GIVEN PROBLEM: It is required that all of the data be written out exactly.

◇ ◇ ◇

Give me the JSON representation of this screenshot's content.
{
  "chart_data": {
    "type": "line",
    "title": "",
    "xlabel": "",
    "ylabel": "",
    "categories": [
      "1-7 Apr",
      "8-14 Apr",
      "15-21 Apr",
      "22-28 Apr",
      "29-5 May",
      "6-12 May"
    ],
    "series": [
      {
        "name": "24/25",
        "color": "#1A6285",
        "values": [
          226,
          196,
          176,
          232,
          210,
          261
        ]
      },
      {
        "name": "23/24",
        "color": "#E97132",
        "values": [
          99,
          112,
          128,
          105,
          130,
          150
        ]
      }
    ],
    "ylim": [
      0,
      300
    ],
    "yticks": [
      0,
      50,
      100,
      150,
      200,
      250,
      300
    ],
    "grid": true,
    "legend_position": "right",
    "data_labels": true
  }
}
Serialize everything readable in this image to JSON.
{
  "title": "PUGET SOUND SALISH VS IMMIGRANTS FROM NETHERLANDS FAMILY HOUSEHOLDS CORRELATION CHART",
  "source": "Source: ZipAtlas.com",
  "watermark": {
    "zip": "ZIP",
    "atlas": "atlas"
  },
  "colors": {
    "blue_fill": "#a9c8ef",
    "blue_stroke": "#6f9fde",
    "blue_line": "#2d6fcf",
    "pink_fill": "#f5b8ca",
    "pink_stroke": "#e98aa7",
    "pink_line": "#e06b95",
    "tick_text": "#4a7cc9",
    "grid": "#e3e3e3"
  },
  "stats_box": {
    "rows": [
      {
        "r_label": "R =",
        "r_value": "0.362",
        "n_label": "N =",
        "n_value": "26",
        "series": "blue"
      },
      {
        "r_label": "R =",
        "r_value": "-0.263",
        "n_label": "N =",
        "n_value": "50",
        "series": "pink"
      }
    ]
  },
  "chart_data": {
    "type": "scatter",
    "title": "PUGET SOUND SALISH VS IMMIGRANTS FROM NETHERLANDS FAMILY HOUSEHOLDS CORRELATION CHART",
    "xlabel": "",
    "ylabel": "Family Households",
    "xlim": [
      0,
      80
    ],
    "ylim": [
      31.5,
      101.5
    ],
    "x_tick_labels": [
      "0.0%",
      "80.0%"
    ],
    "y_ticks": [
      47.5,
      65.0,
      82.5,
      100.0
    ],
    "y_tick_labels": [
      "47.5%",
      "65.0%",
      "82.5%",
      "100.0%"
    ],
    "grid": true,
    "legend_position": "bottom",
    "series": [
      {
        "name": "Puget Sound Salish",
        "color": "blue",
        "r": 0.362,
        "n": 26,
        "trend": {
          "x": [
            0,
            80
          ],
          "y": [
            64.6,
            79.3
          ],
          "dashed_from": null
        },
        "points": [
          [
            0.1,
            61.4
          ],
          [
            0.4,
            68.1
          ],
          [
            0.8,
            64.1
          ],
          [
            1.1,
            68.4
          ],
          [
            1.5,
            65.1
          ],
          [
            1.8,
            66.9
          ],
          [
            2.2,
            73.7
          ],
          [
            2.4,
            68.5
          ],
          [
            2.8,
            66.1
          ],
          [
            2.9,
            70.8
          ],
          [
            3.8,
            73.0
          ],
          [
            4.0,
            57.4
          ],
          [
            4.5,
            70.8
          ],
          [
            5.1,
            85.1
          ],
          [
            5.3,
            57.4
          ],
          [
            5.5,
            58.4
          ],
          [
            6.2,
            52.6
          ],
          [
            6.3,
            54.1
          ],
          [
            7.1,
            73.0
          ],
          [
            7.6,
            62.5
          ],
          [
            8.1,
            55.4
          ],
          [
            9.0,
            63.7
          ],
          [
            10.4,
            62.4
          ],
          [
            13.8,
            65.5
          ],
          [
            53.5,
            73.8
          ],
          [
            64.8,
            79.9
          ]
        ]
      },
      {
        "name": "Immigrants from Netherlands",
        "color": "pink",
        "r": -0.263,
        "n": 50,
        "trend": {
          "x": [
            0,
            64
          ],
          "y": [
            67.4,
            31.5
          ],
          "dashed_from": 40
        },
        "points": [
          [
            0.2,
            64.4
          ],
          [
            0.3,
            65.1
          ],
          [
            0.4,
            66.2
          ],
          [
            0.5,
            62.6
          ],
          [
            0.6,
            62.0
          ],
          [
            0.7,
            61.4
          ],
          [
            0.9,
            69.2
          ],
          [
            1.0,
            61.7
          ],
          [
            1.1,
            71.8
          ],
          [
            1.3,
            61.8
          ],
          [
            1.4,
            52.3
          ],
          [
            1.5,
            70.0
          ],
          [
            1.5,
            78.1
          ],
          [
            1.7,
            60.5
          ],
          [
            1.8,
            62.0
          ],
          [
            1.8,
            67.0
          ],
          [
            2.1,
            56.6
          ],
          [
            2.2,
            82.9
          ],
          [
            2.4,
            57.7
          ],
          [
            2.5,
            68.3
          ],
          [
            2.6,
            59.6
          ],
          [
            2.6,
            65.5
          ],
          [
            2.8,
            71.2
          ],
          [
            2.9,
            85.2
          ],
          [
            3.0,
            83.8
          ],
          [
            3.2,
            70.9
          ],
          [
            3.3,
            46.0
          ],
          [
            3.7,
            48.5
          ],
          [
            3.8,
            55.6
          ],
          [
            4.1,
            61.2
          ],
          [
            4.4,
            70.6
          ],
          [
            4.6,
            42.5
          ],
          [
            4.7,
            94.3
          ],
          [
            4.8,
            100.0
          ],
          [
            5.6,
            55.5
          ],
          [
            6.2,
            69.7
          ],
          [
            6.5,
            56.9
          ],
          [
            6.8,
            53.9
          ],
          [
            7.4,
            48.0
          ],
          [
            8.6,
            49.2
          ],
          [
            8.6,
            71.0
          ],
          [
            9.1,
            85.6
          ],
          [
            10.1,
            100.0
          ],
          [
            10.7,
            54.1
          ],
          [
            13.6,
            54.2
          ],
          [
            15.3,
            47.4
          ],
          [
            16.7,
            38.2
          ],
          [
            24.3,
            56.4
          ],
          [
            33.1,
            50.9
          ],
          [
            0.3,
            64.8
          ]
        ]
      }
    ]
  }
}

◇ ◇ ◇

IN RESPONSE:
Give me the JSON representation of this screenshot's content.
{
  "chart_data": {
    "type": "line",
    "title": "",
    "xlabel": "",
    "ylabel": "",
    "categories": [
      "1-7 Apr",
      "8-14 Apr",
      "15-21 Apr",
      "22-28 Apr",
      "29-5 May",
      "6-12 May"
    ],
    "series": [
      {
        "name": "24/25",
        "color": "#1A6285",
        "values": [
          226,
          196,
          176,
          232,
          210,
          261
        ]
      },
      {
        "name": "23/24",
        "color": "#E97132",
        "values": [
          99,
          112,
          128,
          105,
          130,
          150
        ]
      }
    ],
    "ylim": [
      0,
      300
    ],
    "yticks": [
      0,
      50,
      100,
      150,
      200,
      250,
      300
    ],
    "grid": true,
    "legend_position": "right",
    "data_labels": true
  }
}
Serialize everything readable in this image to JSON.
{
  "title": "PUGET SOUND SALISH VS IMMIGRANTS FROM NETHERLANDS FAMILY HOUSEHOLDS CORRELATION CHART",
  "source": "Source: ZipAtlas.com",
  "watermark": {
    "zip": "ZIP",
    "atlas": "atlas"
  },
  "colors": {
    "blue_fill": "#a9c8ef",
    "blue_stroke": "#6f9fde",
    "blue_line": "#2d6fcf",
    "pink_fill": "#f5b8ca",
    "pink_stroke": "#e98aa7",
    "pink_line": "#e06b95",
    "tick_text": "#4a7cc9",
    "grid": "#e3e3e3"
  },
  "stats_box": {
    "rows": [
      {
        "r_label": "R =",
        "r_value": "0.362",
        "n_label": "N =",
        "n_value": "26",
        "series": "blue"
      },
      {
        "r_label": "R =",
        "r_value": "-0.263",
        "n_label": "N =",
        "n_value": "50",
        "series": "pink"
      }
    ]
  },
  "chart_data": {
    "type": "scatter",
    "title": "PUGET SOUND SALISH VS IMMIGRANTS FROM NETHERLANDS FAMILY HOUSEHOLDS CORRELATION CHART",
    "xlabel": "",
    "ylabel": "Family Households",
    "xlim": [
      0,
      80
    ],
    "ylim": [
      31.5,
      101.5
    ],
    "x_tick_labels": [
      "0.0%",
      "80.0%"
    ],
    "y_ticks": [
      47.5,
      65.0,
      82.5,
      100.0
    ],
    "y_tick_labels": [
      "47.5%",
      "65.0%",
      "82.5%",
      "100.0%"
    ],
    "grid": true,
    "legend_position": "bottom",
    "series": [
      {
        "name": "Puget Sound Salish",
        "color": "blue",
        "r": 0.362,
        "n": 26,
        "trend": {
          "x": [
            0,
            80
          ],
          "y": [
            64.6,
            79.3
          ],
          "dashed_from": null
        },
        "points": [
          [
            0.1,
            61.4
          ],
          [
            0.4,
            68.1
          ],
          [
            0.8,
            64.1
          ],
          [
            1.1,
            68.4
          ],
          [
            1.5,
            65.1
          ],
          [
            1.8,
            66.9
          ],
          [
            2.2,
            73.7
          ],
          [
            2.4,
            68.5
          ],
          [
            2.8,
            66.1
          ],
          [
            2.9,
            70.8
          ],
          [
            3.8,
            73.0
          ],
          [
            4.0,
            57.4
          ],
          [
            4.5,
            70.8
          ],
          [
            5.1,
            85.1
          ],
          [
            5.3,
            57.4
          ],
          [
            5.5,
            58.4
          ],
          [
            6.2,
            52.6
          ],
          [
            6.3,
            54.1
          ],
          [
            7.1,
            73.0
          ],
          [
            7.6,
            62.5
          ],
          [
            8.1,
            55.4
          ],
          [
            9.0,
            63.7
          ],
          [
            10.4,
            62.4
          ],
          [
            13.8,
            65.5
          ],
          [
            53.5,
            73.8
          ],
          [
            64.8,
            79.9
          ]
        ]
      },
      {
        "name": "Immigrants from Netherlands",
        "color": "pink",
        "r": -0.263,
        "n": 50,
        "trend": {
          "x": [
            0,
            64
          ],
          "y": [
            67.4,
            31.5
          ],
          "dashed_from": 40
        },
        "points": [
          [
            0.2,
            64.4
          ],
          [
            0.3,
            65.1
          ],
          [
            0.4,
            66.2
          ],
          [
            0.5,
            62.6
          ],
          [
            0.6,
            62.0
          ],
          [
            0.7,
            61.4
          ],
          [
            0.9,
            69.2
          ],
          [
            1.0,
            61.7
          ],
          [
            1.1,
            71.8
          ],
          [
            1.3,
            61.8
          ],
          [
            1.4,
            52.3
          ],
          [
            1.5,
            70.0
          ],
          [
            1.5,
            78.1
          ],
          [
            1.7,
            60.5
          ],
          [
            1.8,
            62.0
          ],
          [
            1.8,
            67.0
          ],
          [
            2.1,
            56.6
          ],
          [
            2.2,
            82.9
          ],
          [
            2.4,
            57.7
          ],
          [
            2.5,
            68.3
          ],
          [
            2.6,
            59.6
          ],
          [
            2.6,
            65.5
          ],
          [
            2.8,
            71.2
          ],
          [
            2.9,
            85.2
          ],
          [
            3.0,
            83.8
          ],
          [
            3.2,
            70.9
          ],
          [
            3.3,
            46.0
          ],
          [
            3.7,
            48.5
          ],
          [
            3.8,
            55.6
          ],
          [
            4.1,
            61.2
          ],
          [
            4.4,
            70.6
          ],
          [
            4.6,
            42.5
          ],
          [
            4.7,
            94.3
          ],
          [
            4.8,
            100.0
          ],
          [
            5.6,
            55.5
          ],
          [
            6.2,
            69.7
          ],
          [
            6.5,
            56.9
          ],
          [
            6.8,
            53.9
          ],
          [
            7.4,
            48.0
          ],
          [
            8.6,
            49.2
          ],
          [
            8.6,
            71.0
          ],
          [
            9.1,
            85.6
          ],
          [
            10.1,
            100.0
          ],
          [
            10.7,
            54.1
          ],
          [
            13.6,
            54.2
          ],
          [
            15.3,
            47.4
          ],
          [
            16.7,
            38.2
          ],
          [
            24.3,
            56.4
          ],
          [
            33.1,
            50.9
          ],
          [
            0.3,
            64.8
          ]
        ]
      }
    ]
  }
}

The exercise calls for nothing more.